*** RAW RECORDS ***

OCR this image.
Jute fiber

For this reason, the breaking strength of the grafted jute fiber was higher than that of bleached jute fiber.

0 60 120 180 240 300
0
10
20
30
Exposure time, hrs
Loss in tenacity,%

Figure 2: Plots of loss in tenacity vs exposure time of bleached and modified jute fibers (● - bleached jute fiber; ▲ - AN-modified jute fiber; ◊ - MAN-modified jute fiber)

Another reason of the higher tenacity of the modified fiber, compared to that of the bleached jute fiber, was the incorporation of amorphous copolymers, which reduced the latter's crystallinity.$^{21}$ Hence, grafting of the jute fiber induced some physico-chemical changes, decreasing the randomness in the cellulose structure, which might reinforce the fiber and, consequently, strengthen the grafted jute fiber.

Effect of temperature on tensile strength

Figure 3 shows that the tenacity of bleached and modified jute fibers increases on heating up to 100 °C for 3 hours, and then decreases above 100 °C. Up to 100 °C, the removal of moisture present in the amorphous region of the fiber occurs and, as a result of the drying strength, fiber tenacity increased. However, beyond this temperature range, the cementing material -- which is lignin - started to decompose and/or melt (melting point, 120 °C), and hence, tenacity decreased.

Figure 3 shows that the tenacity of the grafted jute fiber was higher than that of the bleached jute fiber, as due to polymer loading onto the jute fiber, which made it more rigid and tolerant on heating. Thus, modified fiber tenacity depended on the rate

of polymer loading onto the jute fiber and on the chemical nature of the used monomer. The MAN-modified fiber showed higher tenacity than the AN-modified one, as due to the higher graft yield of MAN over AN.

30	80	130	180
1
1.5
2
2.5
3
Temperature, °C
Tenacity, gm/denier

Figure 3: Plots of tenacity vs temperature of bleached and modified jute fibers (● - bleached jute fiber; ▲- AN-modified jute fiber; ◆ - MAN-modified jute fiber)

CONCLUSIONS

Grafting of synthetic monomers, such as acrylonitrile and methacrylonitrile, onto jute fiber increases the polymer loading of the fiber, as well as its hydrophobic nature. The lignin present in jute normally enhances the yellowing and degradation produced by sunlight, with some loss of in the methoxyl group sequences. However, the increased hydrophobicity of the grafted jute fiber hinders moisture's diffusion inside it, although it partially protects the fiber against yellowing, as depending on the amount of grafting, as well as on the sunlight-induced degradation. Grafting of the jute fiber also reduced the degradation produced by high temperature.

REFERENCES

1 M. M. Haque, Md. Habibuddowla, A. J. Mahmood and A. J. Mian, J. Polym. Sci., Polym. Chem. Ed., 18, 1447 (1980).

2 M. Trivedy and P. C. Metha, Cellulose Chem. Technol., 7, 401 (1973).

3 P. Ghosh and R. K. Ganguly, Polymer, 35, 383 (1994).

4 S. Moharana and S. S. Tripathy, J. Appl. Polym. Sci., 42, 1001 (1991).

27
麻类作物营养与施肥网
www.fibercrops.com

***

Exact copies of all the records are required.

* SOLUTION
OCR this image.
Jute fiber

For this reason, the breaking strength of the grafted jute fiber was higher than that of bleached jute fiber.

0 60 120 180 240 300
0
10
20
30
Exposure time, hrs
Loss in tenacity,%

Figure 2: Plots of loss in tenacity vs exposure time of bleached and modified jute fibers (● - bleached jute fiber; ▲ - AN-modified jute fiber; ◊ - MAN-modified jute fiber)

Another reason of the higher tenacity of the modified fiber, compared to that of the bleached jute fiber, was the incorporation of amorphous copolymers, which reduced the latter's crystallinity.$^{21}$ Hence, grafting of the jute fiber induced some physico-chemical changes, decreasing the randomness in the cellulose structure, which might reinforce the fiber and, consequently, strengthen the grafted jute fiber.

Effect of temperature on tensile strength

Figure 3 shows that the tenacity of bleached and modified jute fibers increases on heating up to 100 °C for 3 hours, and then decreases above 100 °C. Up to 100 °C, the removal of moisture present in the amorphous region of the fiber occurs and, as a result of the drying strength, fiber tenacity increased. However, beyond this temperature range, the cementing material -- which is lignin - started to decompose and/or melt (melting point, 120 °C), and hence, tenacity decreased.

Figure 3 shows that the tenacity of the grafted jute fiber was higher than that of the bleached jute fiber, as due to polymer loading onto the jute fiber, which made it more rigid and tolerant on heating. Thus, modified fiber tenacity depended on the rate

of polymer loading onto the jute fiber and on the chemical nature of the used monomer. The MAN-modified fiber showed higher tenacity than the AN-modified one, as due to the higher graft yield of MAN over AN.

30	80	130	180
1
1.5
2
2.5
3
Temperature, °C
Tenacity, gm/denier

Figure 3: Plots of tenacity vs temperature of bleached and modified jute fibers (● - bleached jute fiber; ▲- AN-modified jute fiber; ◆ - MAN-modified jute fiber)

CONCLUSIONS

Grafting of synthetic monomers, such as acrylonitrile and methacrylonitrile, onto jute fiber increases the polymer loading of the fiber, as well as its hydrophobic nature. The lignin present in jute normally enhances the yellowing and degradation produced by sunlight, with some loss of in the methoxyl group sequences. However, the increased hydrophobicity of the grafted jute fiber hinders moisture's diffusion inside it, although it partially protects the fiber against yellowing, as depending on the amount of grafting, as well as on the sunlight-induced degradation. Grafting of the jute fiber also reduced the degradation produced by high temperature.

REFERENCES

1 M. M. Haque, Md. Habibuddowla, A. J. Mahmood and A. J. Mian, J. Polym. Sci., Polym. Chem. Ed., 18, 1447 (1980).

2 M. Trivedy and P. C. Metha, Cellulose Chem. Technol., 7, 401 (1973).

3 P. Ghosh and R. K. Ganguly, Polymer, 35, 383 (1994).

4 S. Moharana and S. S. Tripathy, J. Appl. Polym. Sci., 42, 1001 (1991).

27
麻类作物营养与施肥网
www.fibercrops.com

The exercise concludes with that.